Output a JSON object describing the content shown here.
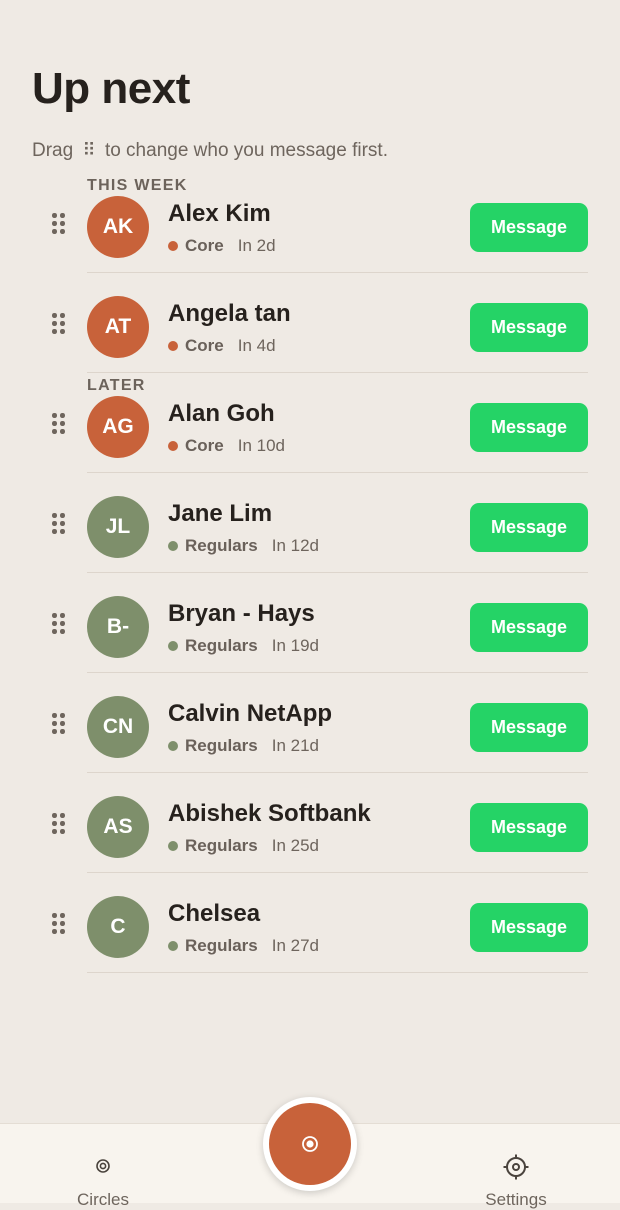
{
  "page": {
    "title": "Up next",
    "hint_before": "Drag",
    "hint_icon": "⠿",
    "hint_after": "to change who you message first."
  },
  "sections": {
    "this_week": "THIS WEEK",
    "later": "LATER"
  },
  "colors": {
    "core": "#c8623a",
    "regulars": "#7e8f6b",
    "message_button": "#25d366"
  },
  "contacts": [
    {
      "initials": "AK",
      "name": "Alex Kim",
      "circle": "Core",
      "due": "In 2d",
      "action": "Message"
    },
    {
      "initials": "AT",
      "name": "Angela tan",
      "circle": "Core",
      "due": "In 4d",
      "action": "Message"
    },
    {
      "initials": "AG",
      "name": "Alan Goh",
      "circle": "Core",
      "due": "In 10d",
      "action": "Message"
    },
    {
      "initials": "JL",
      "name": "Jane Lim",
      "circle": "Regulars",
      "due": "In 12d",
      "action": "Message"
    },
    {
      "initials": "B-",
      "name": "Bryan - Hays",
      "circle": "Regulars",
      "due": "In 19d",
      "action": "Message"
    },
    {
      "initials": "CN",
      "name": "Calvin NetApp",
      "circle": "Regulars",
      "due": "In 21d",
      "action": "Message"
    },
    {
      "initials": "AS",
      "name": "Abishek Softbank",
      "circle": "Regulars",
      "due": "In 25d",
      "action": "Message"
    },
    {
      "initials": "C",
      "name": "Chelsea",
      "circle": "Regulars",
      "due": "In 27d",
      "action": "Message"
    }
  ],
  "nav": {
    "circles_label": "Circles",
    "circles_icon": "circles-icon",
    "settings_label": "Settings",
    "settings_icon": "gear-icon",
    "fab_icon": "record-icon"
  }
}
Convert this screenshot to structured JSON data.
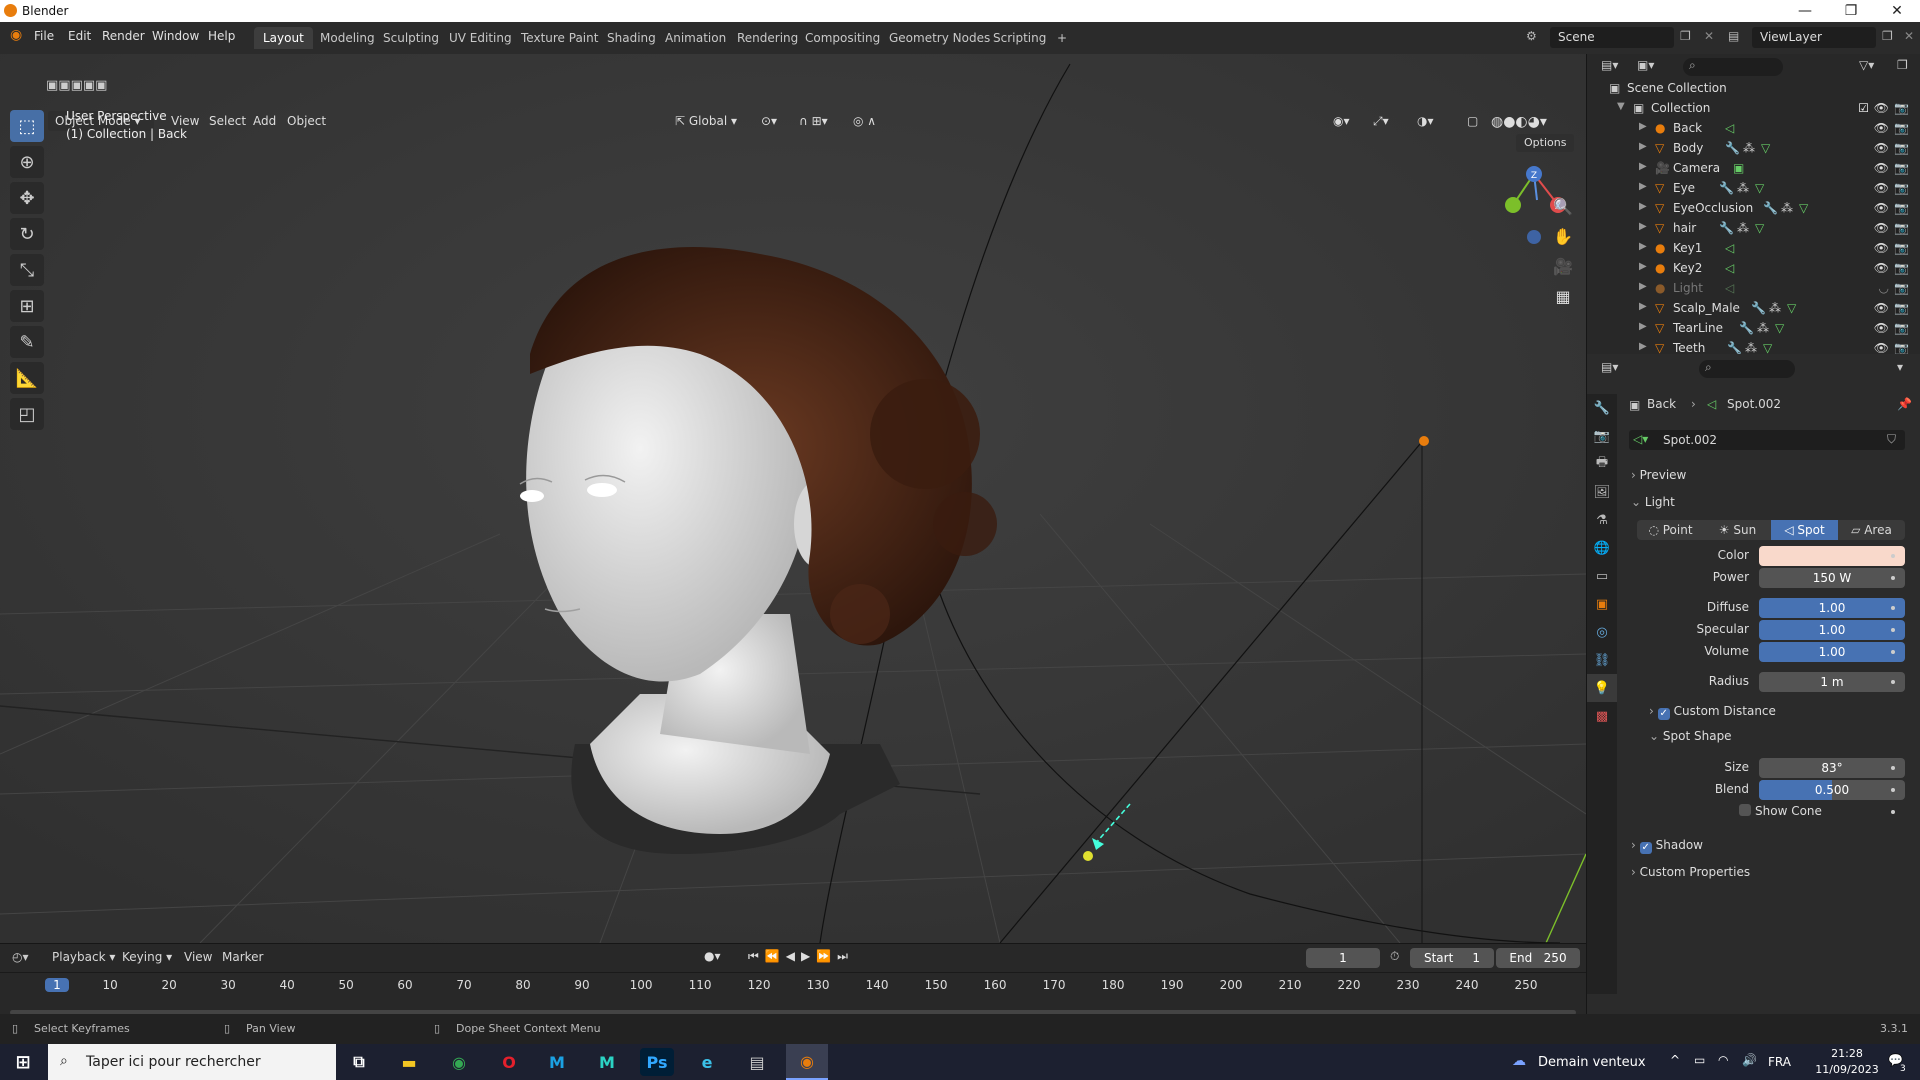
{
  "window": {
    "title": "Blender",
    "minimize": "—",
    "maximize": "❐",
    "close": "✕"
  },
  "menus": [
    "File",
    "Edit",
    "Render",
    "Window",
    "Help"
  ],
  "workspaces": [
    "Layout",
    "Modeling",
    "Sculpting",
    "UV Editing",
    "Texture Paint",
    "Shading",
    "Animation",
    "Rendering",
    "Compositing",
    "Geometry Nodes",
    "Scripting",
    "+"
  ],
  "scene": {
    "name": "Scene",
    "view_layer": "ViewLayer"
  },
  "viewport_header": {
    "mode": "Object Mode",
    "view": "View",
    "select": "Select",
    "add": "Add",
    "object": "Object",
    "orientation": "Global",
    "options": "Options"
  },
  "viewport": {
    "perspective": "User Perspective",
    "collection_info": "(1) Collection | Back"
  },
  "gizmo": {
    "z": "Z",
    "x": "X"
  },
  "outliner": {
    "scene_collection": "Scene Collection",
    "collection": "Collection",
    "items": [
      {
        "name": "Back",
        "type": "light"
      },
      {
        "name": "Body",
        "type": "mesh"
      },
      {
        "name": "Camera",
        "type": "camera"
      },
      {
        "name": "Eye",
        "type": "mesh"
      },
      {
        "name": "EyeOcclusion",
        "type": "mesh"
      },
      {
        "name": "hair",
        "type": "mesh"
      },
      {
        "name": "Key1",
        "type": "light"
      },
      {
        "name": "Key2",
        "type": "light"
      },
      {
        "name": "Light",
        "type": "light"
      },
      {
        "name": "Scalp_Male",
        "type": "mesh"
      },
      {
        "name": "TearLine",
        "type": "mesh"
      },
      {
        "name": "Teeth",
        "type": "mesh"
      }
    ]
  },
  "properties": {
    "breadcrumb_object": "Back",
    "breadcrumb_data": "Spot.002",
    "datablock": "Spot.002",
    "preview": "Preview",
    "light_section": "Light",
    "light_types": [
      "Point",
      "Sun",
      "Spot",
      "Area"
    ],
    "active_type": "Spot",
    "color_label": "Color",
    "color_value": "#f9d9cb",
    "power_label": "Power",
    "power": "150 W",
    "diffuse_label": "Diffuse",
    "diffuse": "1.00",
    "specular_label": "Specular",
    "specular": "1.00",
    "volume_label": "Volume",
    "volume": "1.00",
    "radius_label": "Radius",
    "radius": "1 m",
    "custom_distance": "Custom Distance",
    "spot_shape": "Spot Shape",
    "size_label": "Size",
    "size": "83°",
    "blend_label": "Blend",
    "blend": "0.500",
    "show_cone": "Show Cone",
    "shadow": "Shadow",
    "custom_properties": "Custom Properties"
  },
  "timeline": {
    "playback": "Playback",
    "keying": "Keying",
    "view": "View",
    "marker": "Marker",
    "current_frame": "1",
    "start_label": "Start",
    "start": "1",
    "end_label": "End",
    "end": "250",
    "ticks": [
      "1",
      "10",
      "20",
      "30",
      "40",
      "50",
      "60",
      "70",
      "80",
      "90",
      "100",
      "110",
      "120",
      "130",
      "140",
      "150",
      "160",
      "170",
      "180",
      "190",
      "200",
      "210",
      "220",
      "230",
      "240",
      "250"
    ]
  },
  "statusbar": {
    "select": "Select Keyframes",
    "pan": "Pan View",
    "context": "Dope Sheet Context Menu",
    "version": "3.3.1"
  },
  "taskbar": {
    "search": "Taper ici pour rechercher",
    "weather": "Demain venteux",
    "lang": "FRA",
    "time": "21:28",
    "date": "11/09/2023",
    "notif": "3"
  }
}
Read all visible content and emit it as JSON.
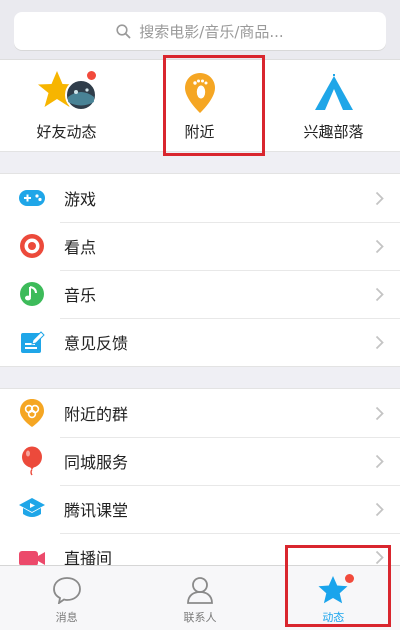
{
  "search": {
    "placeholder": "搜索电影/音乐/商品..."
  },
  "quick_entries": [
    {
      "label": "好友动态",
      "icon": "friend-feed-icon",
      "badge": true
    },
    {
      "label": "附近",
      "icon": "nearby-footprint-icon",
      "badge": false
    },
    {
      "label": "兴趣部落",
      "icon": "tent-icon",
      "badge": false
    }
  ],
  "group1": [
    {
      "label": "游戏",
      "icon": "gamepad-icon"
    },
    {
      "label": "看点",
      "icon": "watch-point-icon"
    },
    {
      "label": "音乐",
      "icon": "music-note-icon"
    },
    {
      "label": "意见反馈",
      "icon": "feedback-edit-icon"
    }
  ],
  "group2": [
    {
      "label": "附近的群",
      "icon": "nearby-group-icon"
    },
    {
      "label": "同城服务",
      "icon": "balloon-icon"
    },
    {
      "label": "腾讯课堂",
      "icon": "classroom-icon"
    },
    {
      "label": "直播间",
      "icon": "live-camera-icon"
    }
  ],
  "tabs": [
    {
      "label": "消息",
      "icon": "chat-bubble-icon",
      "active": false
    },
    {
      "label": "联系人",
      "icon": "contacts-person-icon",
      "active": false
    },
    {
      "label": "动态",
      "icon": "star-icon",
      "active": true,
      "badge": true
    }
  ],
  "colors": {
    "accent": "#1aa4ec",
    "highlight": "#d9262e",
    "badge": "#f24a3c"
  }
}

Your goal – Write the lines above out again exactly, without any of their pictures.

Full output –
Output a JSON object describing the content shown here.
{
  "page": {
    "title": "Up next",
    "hint_before": "Drag",
    "hint_icon": "⠿",
    "hint_after": "to change who you message first."
  },
  "sections": {
    "this_week": "THIS WEEK",
    "later": "LATER"
  },
  "colors": {
    "core": "#c8623a",
    "regulars": "#7e8f6b",
    "message_button": "#25d366"
  },
  "contacts": [
    {
      "initials": "AK",
      "name": "Alex Kim",
      "circle": "Core",
      "due": "In 2d",
      "action": "Message"
    },
    {
      "initials": "AT",
      "name": "Angela tan",
      "circle": "Core",
      "due": "In 4d",
      "action": "Message"
    },
    {
      "initials": "AG",
      "name": "Alan Goh",
      "circle": "Core",
      "due": "In 10d",
      "action": "Message"
    },
    {
      "initials": "JL",
      "name": "Jane Lim",
      "circle": "Regulars",
      "due": "In 12d",
      "action": "Message"
    },
    {
      "initials": "B-",
      "name": "Bryan - Hays",
      "circle": "Regulars",
      "due": "In 19d",
      "action": "Message"
    },
    {
      "initials": "CN",
      "name": "Calvin NetApp",
      "circle": "Regulars",
      "due": "In 21d",
      "action": "Message"
    },
    {
      "initials": "AS",
      "name": "Abishek Softbank",
      "circle": "Regulars",
      "due": "In 25d",
      "action": "Message"
    },
    {
      "initials": "C",
      "name": "Chelsea",
      "circle": "Regulars",
      "due": "In 27d",
      "action": "Message"
    }
  ],
  "nav": {
    "circles_label": "Circles",
    "circles_icon": "circles-icon",
    "settings_label": "Settings",
    "settings_icon": "gear-icon",
    "fab_icon": "record-icon"
  }
}
Convert this screenshot to structured JSON data.
{
  "window": {
    "title": "Blender",
    "minimize": "—",
    "maximize": "❐",
    "close": "✕"
  },
  "menus": [
    "File",
    "Edit",
    "Render",
    "Window",
    "Help"
  ],
  "workspaces": [
    "Layout",
    "Modeling",
    "Sculpting",
    "UV Editing",
    "Texture Paint",
    "Shading",
    "Animation",
    "Rendering",
    "Compositing",
    "Geometry Nodes",
    "Scripting",
    "+"
  ],
  "scene": {
    "name": "Scene",
    "view_layer": "ViewLayer"
  },
  "viewport_header": {
    "mode": "Object Mode",
    "view": "View",
    "select": "Select",
    "add": "Add",
    "object": "Object",
    "orientation": "Global",
    "options": "Options"
  },
  "viewport": {
    "perspective": "User Perspective",
    "collection_info": "(1) Collection | Back"
  },
  "gizmo": {
    "z": "Z",
    "x": "X"
  },
  "outliner": {
    "scene_collection": "Scene Collection",
    "collection": "Collection",
    "items": [
      {
        "name": "Back",
        "type": "light"
      },
      {
        "name": "Body",
        "type": "mesh"
      },
      {
        "name": "Camera",
        "type": "camera"
      },
      {
        "name": "Eye",
        "type": "mesh"
      },
      {
        "name": "EyeOcclusion",
        "type": "mesh"
      },
      {
        "name": "hair",
        "type": "mesh"
      },
      {
        "name": "Key1",
        "type": "light"
      },
      {
        "name": "Key2",
        "type": "light"
      },
      {
        "name": "Light",
        "type": "light"
      },
      {
        "name": "Scalp_Male",
        "type": "mesh"
      },
      {
        "name": "TearLine",
        "type": "mesh"
      },
      {
        "name": "Teeth",
        "type": "mesh"
      }
    ]
  },
  "properties": {
    "breadcrumb_object": "Back",
    "breadcrumb_data": "Spot.002",
    "datablock": "Spot.002",
    "preview": "Preview",
    "light_section": "Light",
    "light_types": [
      "Point",
      "Sun",
      "Spot",
      "Area"
    ],
    "active_type": "Spot",
    "color_label": "Color",
    "color_value": "#f9d9cb",
    "power_label": "Power",
    "power": "150 W",
    "diffuse_label": "Diffuse",
    "diffuse": "1.00",
    "specular_label": "Specular",
    "specular": "1.00",
    "volume_label": "Volume",
    "volume": "1.00",
    "radius_label": "Radius",
    "radius": "1 m",
    "custom_distance": "Custom Distance",
    "spot_shape": "Spot Shape",
    "size_label": "Size",
    "size": "83°",
    "blend_label": "Blend",
    "blend": "0.500",
    "show_cone": "Show Cone",
    "shadow": "Shadow",
    "custom_properties": "Custom Properties"
  },
  "timeline": {
    "playback": "Playback",
    "keying": "Keying",
    "view": "View",
    "marker": "Marker",
    "current_frame": "1",
    "start_label": "Start",
    "start": "1",
    "end_label": "End",
    "end": "250",
    "ticks": [
      "1",
      "10",
      "20",
      "30",
      "40",
      "50",
      "60",
      "70",
      "80",
      "90",
      "100",
      "110",
      "120",
      "130",
      "140",
      "150",
      "160",
      "170",
      "180",
      "190",
      "200",
      "210",
      "220",
      "230",
      "240",
      "250"
    ]
  },
  "statusbar": {
    "select": "Select Keyframes",
    "pan": "Pan View",
    "context": "Dope Sheet Context Menu",
    "version": "3.3.1"
  },
  "taskbar": {
    "search": "Taper ici pour rechercher",
    "weather": "Demain venteux",
    "lang": "FRA",
    "time": "21:28",
    "date": "11/09/2023",
    "notif": "3"
  }
}
Read all visible content and emit it as JSON.
{
  "search": {
    "placeholder": "搜索电影/音乐/商品..."
  },
  "quick_entries": [
    {
      "label": "好友动态",
      "icon": "friend-feed-icon",
      "badge": true
    },
    {
      "label": "附近",
      "icon": "nearby-footprint-icon",
      "badge": false
    },
    {
      "label": "兴趣部落",
      "icon": "tent-icon",
      "badge": false
    }
  ],
  "group1": [
    {
      "label": "游戏",
      "icon": "gamepad-icon"
    },
    {
      "label": "看点",
      "icon": "watch-point-icon"
    },
    {
      "label": "音乐",
      "icon": "music-note-icon"
    },
    {
      "label": "意见反馈",
      "icon": "feedback-edit-icon"
    }
  ],
  "group2": [
    {
      "label": "附近的群",
      "icon": "nearby-group-icon"
    },
    {
      "label": "同城服务",
      "icon": "balloon-icon"
    },
    {
      "label": "腾讯课堂",
      "icon": "classroom-icon"
    },
    {
      "label": "直播间",
      "icon": "live-camera-icon"
    }
  ],
  "tabs": [
    {
      "label": "消息",
      "icon": "chat-bubble-icon",
      "active": false
    },
    {
      "label": "联系人",
      "icon": "contacts-person-icon",
      "active": false
    },
    {
      "label": "动态",
      "icon": "star-icon",
      "active": true,
      "badge": true
    }
  ],
  "colors": {
    "accent": "#1aa4ec",
    "highlight": "#d9262e",
    "badge": "#f24a3c"
  }
}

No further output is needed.